→ **Tasks to perform**
A – In the word prediction summary, which metric serves as the study's primary evaluation measure?
B – Name every corpus that the word prediction summary says the authors used to evaluate word prediction.

##### Page text #####

Corpus Studies in Word Prediction

Keith Trnka, Kathleen F. McCoy · 2007 · Proceedings of the 9th International ACM SIGACCESS Conference on Computers and Accessibility (Assets '07) · doi:10.1145/1296843.1296877

Summary

This paper from the University of Delaware investigates how the choice and combination of training corpora affects the performance of statistical word prediction systems for Augmentative and Alternative Communication (AAC) devices. The fundamental challenge is that AAC users communicate far below the rate of speech, and word prediction can help by reducing keystrokes needed. However, no large corpus of AAC-specific text exists for training language models, so researchers must approximate using other text sources. The authors evaluate word prediction using seven different corpora spanning spoken and written domains: AAC Email (emails from AAC users), Callhome (telephone conversations between family/friends), Charlotte (narrative conversations), SBCSAE (Santa Barbara face-to-face conversations), Micase (academic spoken English), Switchboard (prompted telephone conversations, ~2.9 million words), and Slate (online magazine, ~3.9 million words). Each corpus was preprocessed to approximate AAC text — reformatted to standard style, speech repairs removed (backchannels, repetitions, abandoned words), and punctuation normalised. The study uses keystroke savings as the primary evaluation metric, calculated on held-out test data.

##### Data excerpts #####

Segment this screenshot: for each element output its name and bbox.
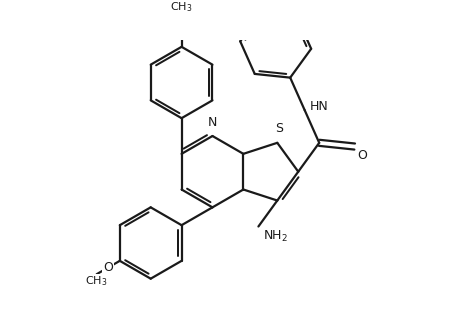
Text: CH$_3$: CH$_3$	[85, 274, 108, 288]
Text: CH$_3$: CH$_3$	[170, 0, 193, 13]
Text: S: S	[275, 122, 284, 135]
Text: N: N	[208, 116, 217, 129]
Text: O: O	[103, 261, 113, 274]
Text: NH$_2$: NH$_2$	[263, 229, 288, 244]
Text: O: O	[357, 149, 367, 162]
Text: HN: HN	[310, 100, 329, 113]
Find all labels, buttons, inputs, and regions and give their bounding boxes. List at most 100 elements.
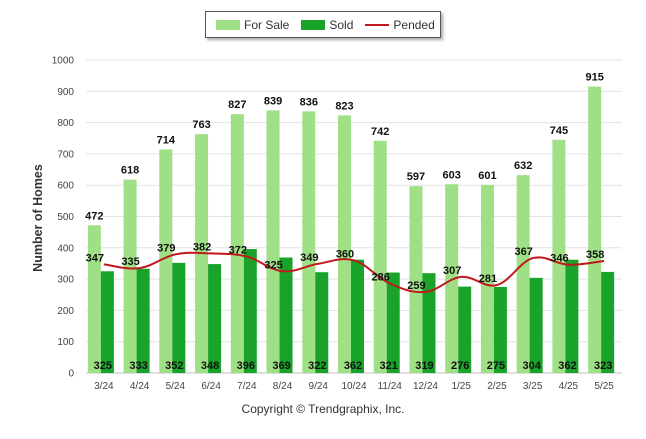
legend-swatch-for-sale — [216, 19, 240, 30]
data-label-sold: 304 — [522, 360, 541, 372]
data-label-sold: 369 — [272, 360, 290, 372]
data-label-for-sale: 763 — [192, 119, 210, 131]
data-label-for-sale: 597 — [407, 171, 425, 183]
bar-sold — [315, 272, 329, 373]
x-tick-label: 8/24 — [273, 381, 293, 392]
data-label-sold: 276 — [451, 360, 469, 372]
data-label-sold: 362 — [558, 360, 576, 372]
data-label-for-sale: 632 — [514, 160, 532, 172]
data-label-pended: 372 — [229, 245, 247, 257]
x-tick-label: 4/25 — [559, 381, 579, 392]
x-tick-label: 10/24 — [341, 381, 366, 392]
y-tick-label: 1000 — [52, 56, 75, 67]
data-label-sold: 362 — [344, 360, 362, 372]
data-label-for-sale: 827 — [228, 99, 246, 111]
bar-sold — [243, 249, 257, 373]
bar-sold — [529, 277, 543, 373]
data-label-sold: 322 — [308, 360, 326, 372]
x-tick-label: 7/24 — [237, 381, 257, 392]
y-tick-label: 100 — [57, 337, 74, 348]
bar-for-sale — [159, 149, 173, 373]
x-tick-label: 9/24 — [309, 381, 329, 392]
bar-for-sale — [338, 115, 351, 373]
legend-item-for-sale: For Sale — [216, 18, 289, 32]
data-label-for-sale: 836 — [300, 96, 318, 108]
data-label-for-sale: 601 — [478, 170, 496, 182]
bar-sold — [458, 286, 472, 373]
pended-line — [103, 251, 605, 294]
x-tick-label: 3/25 — [523, 381, 543, 392]
bar-sold — [386, 272, 400, 373]
data-label-for-sale: 823 — [335, 100, 353, 112]
legend-label-for-sale: For Sale — [244, 17, 290, 32]
data-label-for-sale: 472 — [85, 210, 103, 222]
data-label-for-sale: 915 — [585, 72, 603, 84]
data-label-pended: 286 — [372, 271, 390, 283]
y-tick-label: 600 — [57, 181, 74, 192]
data-label-pended: 360 — [336, 248, 354, 260]
bar-for-sale — [409, 186, 423, 373]
legend-swatch-sold — [301, 19, 326, 30]
x-tick-label: 5/24 — [166, 381, 186, 392]
legend-label-sold: Sold — [329, 17, 354, 32]
data-label-pended: 379 — [157, 242, 175, 254]
data-label-for-sale: 714 — [157, 135, 176, 147]
data-label-pended: 335 — [121, 256, 139, 268]
bar-sold — [601, 271, 615, 373]
data-label-sold: 275 — [487, 360, 505, 372]
x-tick-label: 5/25 — [594, 381, 614, 392]
data-label-pended: 358 — [586, 249, 604, 261]
bar-for-sale — [373, 140, 387, 373]
bar-sold — [172, 262, 186, 373]
bar-for-sale — [516, 175, 530, 373]
data-label-sold: 319 — [415, 360, 433, 372]
bar-for-sale — [302, 111, 316, 373]
y-tick-label: 300 — [57, 275, 74, 286]
data-label-for-sale: 839 — [264, 95, 282, 107]
bar-sold — [136, 268, 150, 373]
copyright-footer: Copyright © Trendgraphix, Inc. — [241, 402, 405, 416]
bar-for-sale — [230, 114, 244, 374]
data-label-sold: 333 — [129, 360, 147, 372]
bar-for-sale — [123, 179, 137, 373]
x-tick-label: 1/25 — [451, 381, 471, 392]
bar-sold — [351, 259, 364, 373]
y-tick-label: 900 — [57, 87, 74, 98]
bar-for-sale — [87, 225, 101, 373]
bar-sold — [493, 286, 507, 373]
data-label-pended: 349 — [300, 252, 318, 264]
bar-for-sale — [480, 184, 494, 373]
legend-swatch-pended — [365, 23, 390, 26]
y-tick-label: 500 — [57, 212, 74, 223]
x-tick-label: 6/24 — [201, 381, 221, 392]
bar-for-sale — [552, 139, 566, 373]
data-label-sold: 323 — [594, 360, 612, 372]
bar-for-sale — [588, 86, 602, 373]
bar-sold — [100, 271, 114, 373]
bar-sold — [422, 273, 436, 373]
x-tick-label: 12/24 — [413, 381, 438, 392]
y-tick-label: 800 — [57, 118, 74, 129]
data-label-sold: 325 — [94, 360, 112, 372]
legend-item-sold: Sold — [301, 18, 353, 32]
data-label-sold: 348 — [201, 360, 219, 372]
legend: For Sale Sold Pended — [205, 11, 441, 38]
bar-sold — [565, 259, 579, 373]
bar-sold — [208, 264, 222, 373]
data-label-pended: 347 — [86, 252, 104, 264]
data-label-for-sale: 603 — [443, 169, 461, 181]
legend-label-pended: Pended — [393, 17, 435, 32]
data-label-sold: 352 — [165, 360, 183, 372]
bar-sold — [279, 257, 293, 373]
y-tick-label: 400 — [57, 243, 74, 254]
y-tick-label: 0 — [68, 369, 74, 380]
bar-for-sale — [445, 184, 459, 373]
x-tick-label: 11/24 — [378, 381, 403, 392]
data-label-pended: 259 — [407, 280, 425, 292]
data-label-pended: 367 — [514, 246, 532, 258]
data-label-for-sale: 618 — [121, 165, 139, 177]
y-axis-title: Number of Homes — [31, 164, 45, 272]
legend-item-pended: Pended — [365, 17, 435, 32]
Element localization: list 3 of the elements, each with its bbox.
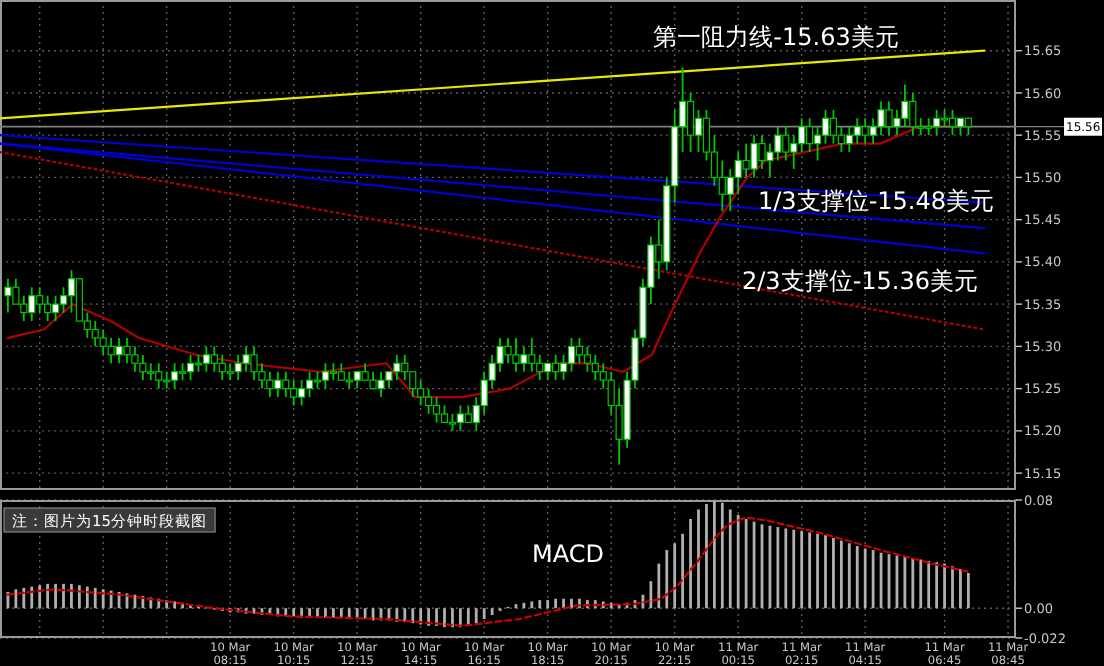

#####

→ **Final answers**
A – Keystroke savings, calculated on held-out test data.

B – AAC Email, Callhome, Charlotte, SBCSAE, Micase, Switchboard, Slate